# Stored records
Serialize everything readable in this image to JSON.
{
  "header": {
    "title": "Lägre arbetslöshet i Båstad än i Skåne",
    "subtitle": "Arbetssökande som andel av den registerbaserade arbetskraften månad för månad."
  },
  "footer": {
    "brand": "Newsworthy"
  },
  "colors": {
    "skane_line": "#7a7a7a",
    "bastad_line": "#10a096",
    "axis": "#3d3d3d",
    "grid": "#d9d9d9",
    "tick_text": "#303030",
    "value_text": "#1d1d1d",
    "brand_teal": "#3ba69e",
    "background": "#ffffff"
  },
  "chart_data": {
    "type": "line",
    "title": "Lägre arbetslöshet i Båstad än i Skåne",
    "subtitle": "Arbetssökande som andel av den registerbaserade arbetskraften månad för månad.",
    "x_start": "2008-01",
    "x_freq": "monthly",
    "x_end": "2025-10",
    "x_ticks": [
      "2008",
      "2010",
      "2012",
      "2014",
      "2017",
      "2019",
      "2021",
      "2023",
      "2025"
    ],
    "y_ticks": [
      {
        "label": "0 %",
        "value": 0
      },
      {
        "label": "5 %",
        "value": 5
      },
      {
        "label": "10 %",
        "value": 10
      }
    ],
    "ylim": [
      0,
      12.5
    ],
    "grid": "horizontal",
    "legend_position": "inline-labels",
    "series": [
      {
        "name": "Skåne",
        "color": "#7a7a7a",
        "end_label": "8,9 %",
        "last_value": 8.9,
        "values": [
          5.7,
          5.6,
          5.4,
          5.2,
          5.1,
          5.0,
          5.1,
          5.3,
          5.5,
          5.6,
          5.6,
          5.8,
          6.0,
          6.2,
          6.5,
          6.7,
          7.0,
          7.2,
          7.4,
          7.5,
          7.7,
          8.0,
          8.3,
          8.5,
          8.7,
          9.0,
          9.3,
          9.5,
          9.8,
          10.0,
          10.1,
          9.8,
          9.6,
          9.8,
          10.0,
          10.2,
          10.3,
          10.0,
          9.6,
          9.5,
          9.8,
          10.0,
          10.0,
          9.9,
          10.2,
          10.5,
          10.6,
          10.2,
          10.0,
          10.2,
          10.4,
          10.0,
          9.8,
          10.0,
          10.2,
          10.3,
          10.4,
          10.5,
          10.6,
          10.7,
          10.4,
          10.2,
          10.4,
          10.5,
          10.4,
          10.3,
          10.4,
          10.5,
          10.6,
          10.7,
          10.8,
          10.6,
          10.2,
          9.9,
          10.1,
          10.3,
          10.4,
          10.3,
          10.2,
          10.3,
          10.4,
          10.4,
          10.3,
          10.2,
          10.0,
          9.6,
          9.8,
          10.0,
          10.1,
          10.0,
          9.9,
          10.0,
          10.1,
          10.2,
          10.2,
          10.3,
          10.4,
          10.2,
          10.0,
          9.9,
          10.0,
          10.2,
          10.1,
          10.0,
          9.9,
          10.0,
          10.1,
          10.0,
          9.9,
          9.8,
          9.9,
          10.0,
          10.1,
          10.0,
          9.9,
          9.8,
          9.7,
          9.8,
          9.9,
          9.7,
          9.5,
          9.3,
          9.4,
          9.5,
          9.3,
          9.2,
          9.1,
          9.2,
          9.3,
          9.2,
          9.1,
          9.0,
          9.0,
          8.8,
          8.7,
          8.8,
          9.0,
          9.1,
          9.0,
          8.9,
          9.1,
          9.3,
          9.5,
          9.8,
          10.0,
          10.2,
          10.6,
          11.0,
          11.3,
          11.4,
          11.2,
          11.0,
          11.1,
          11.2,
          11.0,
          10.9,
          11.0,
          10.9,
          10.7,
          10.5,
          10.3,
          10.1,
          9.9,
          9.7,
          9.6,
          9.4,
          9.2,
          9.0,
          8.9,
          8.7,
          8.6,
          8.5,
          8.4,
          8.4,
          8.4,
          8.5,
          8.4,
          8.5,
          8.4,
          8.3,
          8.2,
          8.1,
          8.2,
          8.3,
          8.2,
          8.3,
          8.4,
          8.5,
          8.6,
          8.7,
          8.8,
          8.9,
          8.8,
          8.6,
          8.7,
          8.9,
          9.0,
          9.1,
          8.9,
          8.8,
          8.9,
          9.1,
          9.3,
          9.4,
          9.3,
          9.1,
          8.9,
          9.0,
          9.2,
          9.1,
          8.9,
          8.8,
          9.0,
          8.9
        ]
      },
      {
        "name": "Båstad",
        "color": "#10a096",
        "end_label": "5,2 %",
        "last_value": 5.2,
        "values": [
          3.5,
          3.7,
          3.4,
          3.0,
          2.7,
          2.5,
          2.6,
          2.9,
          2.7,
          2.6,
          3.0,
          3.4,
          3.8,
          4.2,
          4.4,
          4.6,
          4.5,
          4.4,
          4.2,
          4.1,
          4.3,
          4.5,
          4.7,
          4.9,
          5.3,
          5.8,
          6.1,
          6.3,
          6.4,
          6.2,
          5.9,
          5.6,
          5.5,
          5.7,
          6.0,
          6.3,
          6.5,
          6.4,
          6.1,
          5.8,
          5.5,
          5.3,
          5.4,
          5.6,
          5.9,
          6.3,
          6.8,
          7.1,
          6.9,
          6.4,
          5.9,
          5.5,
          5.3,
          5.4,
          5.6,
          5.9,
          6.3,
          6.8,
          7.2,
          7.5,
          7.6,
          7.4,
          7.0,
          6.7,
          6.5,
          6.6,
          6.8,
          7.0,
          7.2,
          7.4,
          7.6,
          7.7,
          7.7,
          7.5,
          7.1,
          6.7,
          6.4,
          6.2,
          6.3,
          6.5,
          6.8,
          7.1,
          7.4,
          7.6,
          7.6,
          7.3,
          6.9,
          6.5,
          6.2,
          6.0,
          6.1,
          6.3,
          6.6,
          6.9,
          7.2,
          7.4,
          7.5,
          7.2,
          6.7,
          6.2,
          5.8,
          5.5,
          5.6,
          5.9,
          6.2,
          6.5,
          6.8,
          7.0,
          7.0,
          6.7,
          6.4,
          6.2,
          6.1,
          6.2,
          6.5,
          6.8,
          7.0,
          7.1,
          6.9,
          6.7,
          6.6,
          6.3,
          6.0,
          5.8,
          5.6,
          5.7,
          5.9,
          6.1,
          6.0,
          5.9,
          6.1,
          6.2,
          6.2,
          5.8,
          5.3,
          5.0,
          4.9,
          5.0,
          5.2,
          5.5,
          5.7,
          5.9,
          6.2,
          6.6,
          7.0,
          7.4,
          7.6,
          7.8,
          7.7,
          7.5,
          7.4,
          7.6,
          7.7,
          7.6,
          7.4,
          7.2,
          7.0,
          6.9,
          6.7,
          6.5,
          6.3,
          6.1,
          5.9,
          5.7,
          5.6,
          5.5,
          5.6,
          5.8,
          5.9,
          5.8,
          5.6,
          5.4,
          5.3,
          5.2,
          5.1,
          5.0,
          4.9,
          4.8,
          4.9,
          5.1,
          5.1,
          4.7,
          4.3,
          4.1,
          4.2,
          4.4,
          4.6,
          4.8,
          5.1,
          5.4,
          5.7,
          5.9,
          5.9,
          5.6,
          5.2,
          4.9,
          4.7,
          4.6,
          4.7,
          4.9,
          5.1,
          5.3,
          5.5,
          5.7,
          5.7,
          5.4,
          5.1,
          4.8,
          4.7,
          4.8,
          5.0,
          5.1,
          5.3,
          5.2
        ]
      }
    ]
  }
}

# Task details
Repeat every entry exactly as written above.

# Full answer
Serialize everything readable in this image to JSON.
{
  "header": {
    "title": "Lägre arbetslöshet i Båstad än i Skåne",
    "subtitle": "Arbetssökande som andel av den registerbaserade arbetskraften månad för månad."
  },
  "footer": {
    "brand": "Newsworthy"
  },
  "colors": {
    "skane_line": "#7a7a7a",
    "bastad_line": "#10a096",
    "axis": "#3d3d3d",
    "grid": "#d9d9d9",
    "tick_text": "#303030",
    "value_text": "#1d1d1d",
    "brand_teal": "#3ba69e",
    "background": "#ffffff"
  },
  "chart_data": {
    "type": "line",
    "title": "Lägre arbetslöshet i Båstad än i Skåne",
    "subtitle": "Arbetssökande som andel av den registerbaserade arbetskraften månad för månad.",
    "x_start": "2008-01",
    "x_freq": "monthly",
    "x_end": "2025-10",
    "x_ticks": [
      "2008",
      "2010",
      "2012",
      "2014",
      "2017",
      "2019",
      "2021",
      "2023",
      "2025"
    ],
    "y_ticks": [
      {
        "label": "0 %",
        "value": 0
      },
      {
        "label": "5 %",
        "value": 5
      },
      {
        "label": "10 %",
        "value": 10
      }
    ],
    "ylim": [
      0,
      12.5
    ],
    "grid": "horizontal",
    "legend_position": "inline-labels",
    "series": [
      {
        "name": "Skåne",
        "color": "#7a7a7a",
        "end_label": "8,9 %",
        "last_value": 8.9,
        "values": [
          5.7,
          5.6,
          5.4,
          5.2,
          5.1,
          5.0,
          5.1,
          5.3,
          5.5,
          5.6,
          5.6,
          5.8,
          6.0,
          6.2,
          6.5,
          6.7,
          7.0,
          7.2,
          7.4,
          7.5,
          7.7,
          8.0,
          8.3,
          8.5,
          8.7,
          9.0,
          9.3,
          9.5,
          9.8,
          10.0,
          10.1,
          9.8,
          9.6,
          9.8,
          10.0,
          10.2,
          10.3,
          10.0,
          9.6,
          9.5,
          9.8,
          10.0,
          10.0,
          9.9,
          10.2,
          10.5,
          10.6,
          10.2,
          10.0,
          10.2,
          10.4,
          10.0,
          9.8,
          10.0,
          10.2,
          10.3,
          10.4,
          10.5,
          10.6,
          10.7,
          10.4,
          10.2,
          10.4,
          10.5,
          10.4,
          10.3,
          10.4,
          10.5,
          10.6,
          10.7,
          10.8,
          10.6,
          10.2,
          9.9,
          10.1,
          10.3,
          10.4,
          10.3,
          10.2,
          10.3,
          10.4,
          10.4,
          10.3,
          10.2,
          10.0,
          9.6,
          9.8,
          10.0,
          10.1,
          10.0,
          9.9,
          10.0,
          10.1,
          10.2,
          10.2,
          10.3,
          10.4,
          10.2,
          10.0,
          9.9,
          10.0,
          10.2,
          10.1,
          10.0,
          9.9,
          10.0,
          10.1,
          10.0,
          9.9,
          9.8,
          9.9,
          10.0,
          10.1,
          10.0,
          9.9,
          9.8,
          9.7,
          9.8,
          9.9,
          9.7,
          9.5,
          9.3,
          9.4,
          9.5,
          9.3,
          9.2,
          9.1,
          9.2,
          9.3,
          9.2,
          9.1,
          9.0,
          9.0,
          8.8,
          8.7,
          8.8,
          9.0,
          9.1,
          9.0,
          8.9,
          9.1,
          9.3,
          9.5,
          9.8,
          10.0,
          10.2,
          10.6,
          11.0,
          11.3,
          11.4,
          11.2,
          11.0,
          11.1,
          11.2,
          11.0,
          10.9,
          11.0,
          10.9,
          10.7,
          10.5,
          10.3,
          10.1,
          9.9,
          9.7,
          9.6,
          9.4,
          9.2,
          9.0,
          8.9,
          8.7,
          8.6,
          8.5,
          8.4,
          8.4,
          8.4,
          8.5,
          8.4,
          8.5,
          8.4,
          8.3,
          8.2,
          8.1,
          8.2,
          8.3,
          8.2,
          8.3,
          8.4,
          8.5,
          8.6,
          8.7,
          8.8,
          8.9,
          8.8,
          8.6,
          8.7,
          8.9,
          9.0,
          9.1,
          8.9,
          8.8,
          8.9,
          9.1,
          9.3,
          9.4,
          9.3,
          9.1,
          8.9,
          9.0,
          9.2,
          9.1,
          8.9,
          8.8,
          9.0,
          8.9
        ]
      },
      {
        "name": "Båstad",
        "color": "#10a096",
        "end_label": "5,2 %",
        "last_value": 5.2,
        "values": [
          3.5,
          3.7,
          3.4,
          3.0,
          2.7,
          2.5,
          2.6,
          2.9,
          2.7,
          2.6,
          3.0,
          3.4,
          3.8,
          4.2,
          4.4,
          4.6,
          4.5,
          4.4,
          4.2,
          4.1,
          4.3,
          4.5,
          4.7,
          4.9,
          5.3,
          5.8,
          6.1,
          6.3,
          6.4,
          6.2,
          5.9,
          5.6,
          5.5,
          5.7,
          6.0,
          6.3,
          6.5,
          6.4,
          6.1,
          5.8,
          5.5,
          5.3,
          5.4,
          5.6,
          5.9,
          6.3,
          6.8,
          7.1,
          6.9,
          6.4,
          5.9,
          5.5,
          5.3,
          5.4,
          5.6,
          5.9,
          6.3,
          6.8,
          7.2,
          7.5,
          7.6,
          7.4,
          7.0,
          6.7,
          6.5,
          6.6,
          6.8,
          7.0,
          7.2,
          7.4,
          7.6,
          7.7,
          7.7,
          7.5,
          7.1,
          6.7,
          6.4,
          6.2,
          6.3,
          6.5,
          6.8,
          7.1,
          7.4,
          7.6,
          7.6,
          7.3,
          6.9,
          6.5,
          6.2,
          6.0,
          6.1,
          6.3,
          6.6,
          6.9,
          7.2,
          7.4,
          7.5,
          7.2,
          6.7,
          6.2,
          5.8,
          5.5,
          5.6,
          5.9,
          6.2,
          6.5,
          6.8,
          7.0,
          7.0,
          6.7,
          6.4,
          6.2,
          6.1,
          6.2,
          6.5,
          6.8,
          7.0,
          7.1,
          6.9,
          6.7,
          6.6,
          6.3,
          6.0,
          5.8,
          5.6,
          5.7,
          5.9,
          6.1,
          6.0,
          5.9,
          6.1,
          6.2,
          6.2,
          5.8,
          5.3,
          5.0,
          4.9,
          5.0,
          5.2,
          5.5,
          5.7,
          5.9,
          6.2,
          6.6,
          7.0,
          7.4,
          7.6,
          7.8,
          7.7,
          7.5,
          7.4,
          7.6,
          7.7,
          7.6,
          7.4,
          7.2,
          7.0,
          6.9,
          6.7,
          6.5,
          6.3,
          6.1,
          5.9,
          5.7,
          5.6,
          5.5,
          5.6,
          5.8,
          5.9,
          5.8,
          5.6,
          5.4,
          5.3,
          5.2,
          5.1,
          5.0,
          4.9,
          4.8,
          4.9,
          5.1,
          5.1,
          4.7,
          4.3,
          4.1,
          4.2,
          4.4,
          4.6,
          4.8,
          5.1,
          5.4,
          5.7,
          5.9,
          5.9,
          5.6,
          5.2,
          4.9,
          4.7,
          4.6,
          4.7,
          4.9,
          5.1,
          5.3,
          5.5,
          5.7,
          5.7,
          5.4,
          5.1,
          4.8,
          4.7,
          4.8,
          5.0,
          5.1,
          5.3,
          5.2
        ]
      }
    ]
  }
}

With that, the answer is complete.